▸ DIRECTIONS FOR THIS TASK
Copy, in full, each line of the material that holds the word "System".

+ + + +

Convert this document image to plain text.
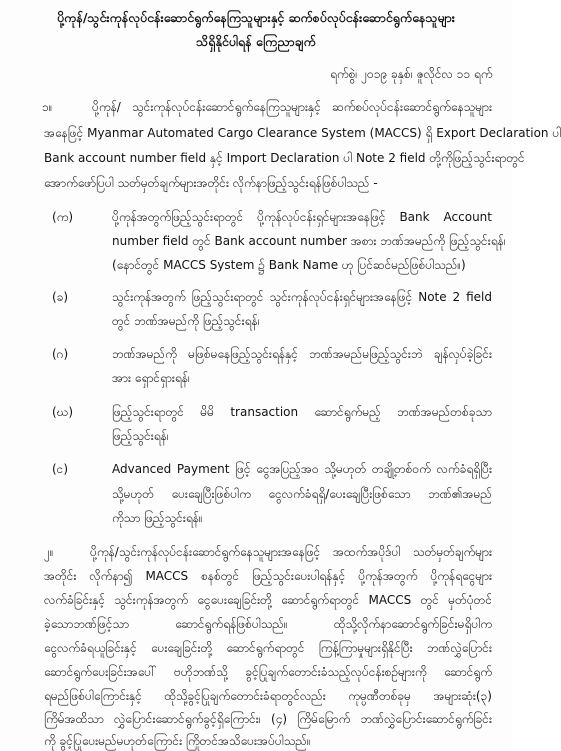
ပို့ကုန်/သွင်းကုန်လုပ်ငန်းဆောင်ရွက်နေကြသူများနှင့် ဆက်စပ်လုပ်ငန်းဆောင်ရွက်နေသူများ
သိရှိနိုင်ပါရန် ကြေညာချက်
ရက်စွဲ၊ ၂၀၁၉ ခုနှစ်၊ ဇူလိုင်လ ၁၁ ရက်
၁။	ပို့ကုန်/ သွင်းကုန်လုပ်ငန်းဆောင်ရွက်နေကြသူများနှင့် ဆက်စပ်လုပ်ငန်းဆောင်ရွက်နေသူများ
အနေဖြင့် Myanmar Automated Cargo Clearance System (MACCS) ရှိ Export Declaration ပါ
Bank account number field နှင့် Import Declaration ပါ Note 2 field တို့ကိုဖြည့်သွင်းရာတွင်
အောက်ဖော်ပြပါ သတ်မှတ်ချက်များအတိုင်း လိုက်နာဖြည့်သွင်းရန်ဖြစ်ပါသည် -
(က)	ပို့ကုန်အတွက်ဖြည့်သွင်းရာတွင် ပို့ကုန်လုပ်ငန်းရှင်များအနေဖြင့် Bank Account
number field တွင် Bank account number အစား ဘဏ်အမည်ကို ဖြည့်သွင်းရန်၊
(နောင်တွင် MACCS System ၌ Bank Name ဟု ပြင်ဆင်မည်ဖြစ်ပါသည်။)
(ခ)	သွင်းကုန်အတွက် ဖြည့်သွင်းရာတွင် သွင်းကုန်လုပ်ငန်းရှင်များအနေဖြင့် Note 2 field
တွင် ဘဏ်အမည်ကို ဖြည့်သွင်းရန်၊
(ဂ)	ဘဏ်အမည်ကို မဖြစ်မနေဖြည့်သွင်းရန်နှင့် ဘဏ်အမည်မဖြည့်သွင်းဘဲ ချန်လှပ်ခဲ့ခြင်း
အား ရှောင်ရှားရန်၊
(ဃ)	ဖြည့်သွင်းရာတွင် မိမိ transaction ဆောင်ရွက်မည့် ဘဏ်အမည်တစ်ခုသာ
ဖြည့်သွင်းရန်၊
(င)	Advanced Payment ဖြင့် ငွေအပြည့်အဝ သို့မဟုတ် တချို့တစ်ဝက် လက်ခံရရှိပြီး
သို့မဟုတ် ပေးချေပြီးဖြစ်ပါက ငွေလက်ခံရရှိ/ပေးချေပြီးဖြစ်သော ဘဏ်၏အမည်
ကိုသာ ဖြည့်သွင်းရန်။
၂။	ပို့ကုန်/သွင်းကုန်လုပ်ငန်းဆောင်ရွက်နေသူများအနေဖြင့် အထက်အပိုဒ်ပါ သတ်မှတ်ချက်များ
အတိုင်း လိုက်နာ၍ MACCS စနစ်တွင် ဖြည့်သွင်းပေးပါရန်နှင့် ပို့ကုန်အတွက် ပို့ကုန်ရငွေများ
လက်ခံခြင်းနှင့် သွင်းကုန်အတွက် ငွေပေးချေခြင်းတို့ ဆောင်ရွက်ရာတွင် MACCS တွင် မှတ်ပုံတင်
ခဲ့သောဘဏ်ဖြင့်သာ ဆောင်ရွက်ရန်ဖြစ်ပါသည်။ ထိုသို့လိုက်နာဆောင်ရွက်ခြင်းမရှိပါက
ငွေလက်ခံရယူခြင်းနှင့် ပေးချေခြင်းတို့ ဆောင်ရွက်ရာတွင် ကြန့်ကြာမှုများရှိနိုင်ပြီး ဘဏ်လွှဲပြောင်း
ဆောင်ရွက်ပေးခြင်းအပေါ် ဗဟိုဘဏ်သို့ ခွင့်ပြုချက်တောင်းခံသည့်လုပ်ငန်းစဉ်များကို ဆောင်ရွက်
ရမည်ဖြစ်ပါကြောင်းနှင့် ထိုသို့ခွင့်ပြုချက်တောင်းခံရာတွင်လည်း ကုမ္ပဏီတစ်ခုမှ အများဆုံး(၃)
ကြိမ်အထိသာ လွှဲပြောင်းဆောင်ရွက်ခွင့်ရှိကြောင်း၊ (၄) ကြိမ်မြောက် ဘဏ်လွှဲပြောင်းဆောင်ရွက်ခြင်း
ကို ခွင့်ပြုပေးမည်မဟုတ်ကြောင်း ကြိုတင်အသိပေးအပ်ပါသည်။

+ + + +

▸ ANSWER TO THE TASK
အနေဖြင့် Myanmar Automated Cargo Clearance System (MACCS) ရှိ Export Declaration ပါ
(နောင်တွင် MACCS System ၌ Bank Name ဟု ပြင်ဆင်မည်ဖြစ်ပါသည်။)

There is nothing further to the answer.